__SUPPLIED DATA__
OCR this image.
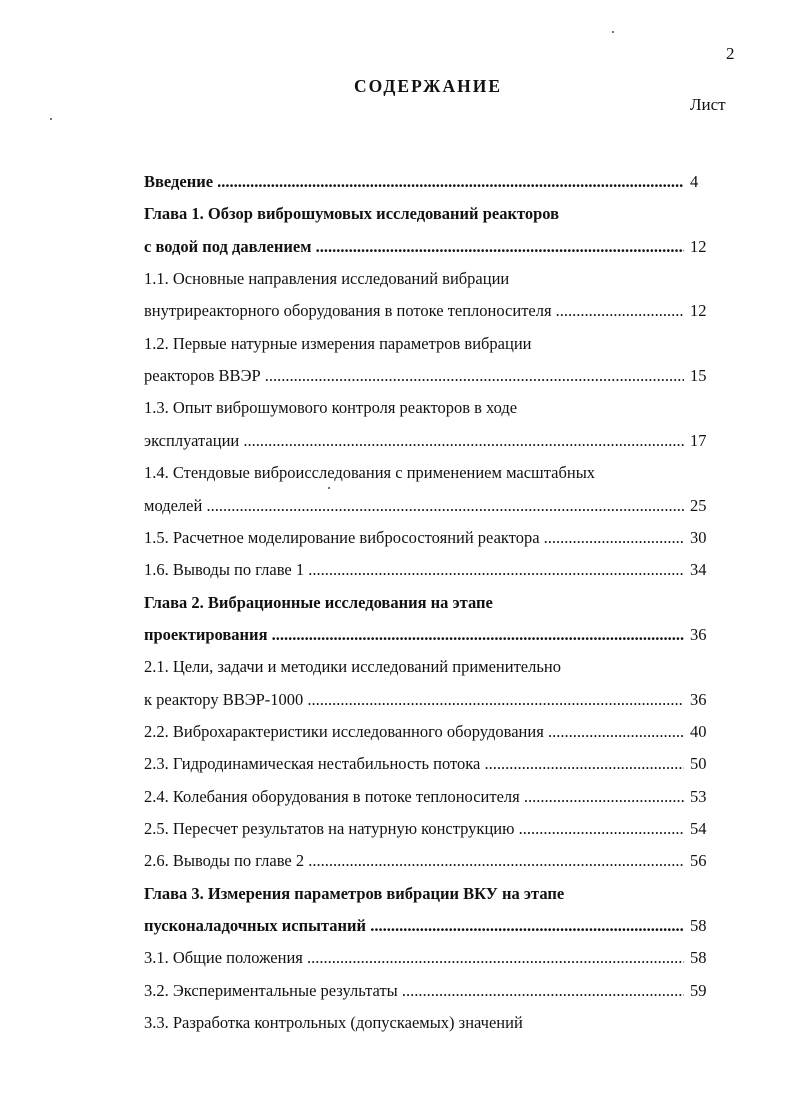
2
СОДЕРЖАНИЕ
Лист
Введение .....	4
Глава 1. Обзор виброшумовых исследований реакторов
с водой под давлением .....	12
1.1. Основные направления исследований вибрации
внутриреакторного оборудования в потоке теплоносителя .....	12
1.2. Первые натурные измерения параметров вибрации
реакторов ВВЭР .....	15
1.3. Опыт виброшумового контроля реакторов в ходе
эксплуатации .....	17
1.4. Стендовые виброисследования с применением масштабных
моделей .....	25
1.5. Расчетное моделирование вибросостояний реактора .....	30
1.6. Выводы по главе 1 .....	34
Глава 2. Вибрационные исследования на этапе
проектирования .....	36
2.1. Цели, задачи и методики исследований применительно
к реактору ВВЭР-1000 .....	36
2.2. Виброхарактеристики исследованного оборудования .....	40
2.3. Гидродинамическая нестабильность потока .....	50
2.4. Колебания оборудования в потоке теплоносителя .....	53
2.5. Пересчет результатов на натурную конструкцию .....	54
2.6. Выводы по главе 2 .....	56
Глава 3. Измерения параметров вибрации ВКУ на этапе
пусконаладочных испытаний .....	58
3.1. Общие положения .....	58
3.2. Экспериментальные результаты .....	59
3.3. Разработка контрольных (допускаемых) значений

__WORK INSTRUCTIONS__
Quote all the records verbatim, dropping any pictures from your copy.

__RESULT FOR THIS EXERCISE__
OCR this image.
2
СОДЕРЖАНИЕ
Лист
Введение .....	4
Глава 1. Обзор виброшумовых исследований реакторов
с водой под давлением .....	12
1.1. Основные направления исследований вибрации
внутриреакторного оборудования в потоке теплоносителя .....	12
1.2. Первые натурные измерения параметров вибрации
реакторов ВВЭР .....	15
1.3. Опыт виброшумового контроля реакторов в ходе
эксплуатации .....	17
1.4. Стендовые виброисследования с применением масштабных
моделей .....	25
1.5. Расчетное моделирование вибросостояний реактора .....	30
1.6. Выводы по главе 1 .....	34
Глава 2. Вибрационные исследования на этапе
проектирования .....	36
2.1. Цели, задачи и методики исследований применительно
к реактору ВВЭР-1000 .....	36
2.2. Виброхарактеристики исследованного оборудования .....	40
2.3. Гидродинамическая нестабильность потока .....	50
2.4. Колебания оборудования в потоке теплоносителя .....	53
2.5. Пересчет результатов на натурную конструкцию .....	54
2.6. Выводы по главе 2 .....	56
Глава 3. Измерения параметров вибрации ВКУ на этапе
пусконаладочных испытаний .....	58
3.1. Общие положения .....	58
3.2. Экспериментальные результаты .....	59
3.3. Разработка контрольных (допускаемых) значений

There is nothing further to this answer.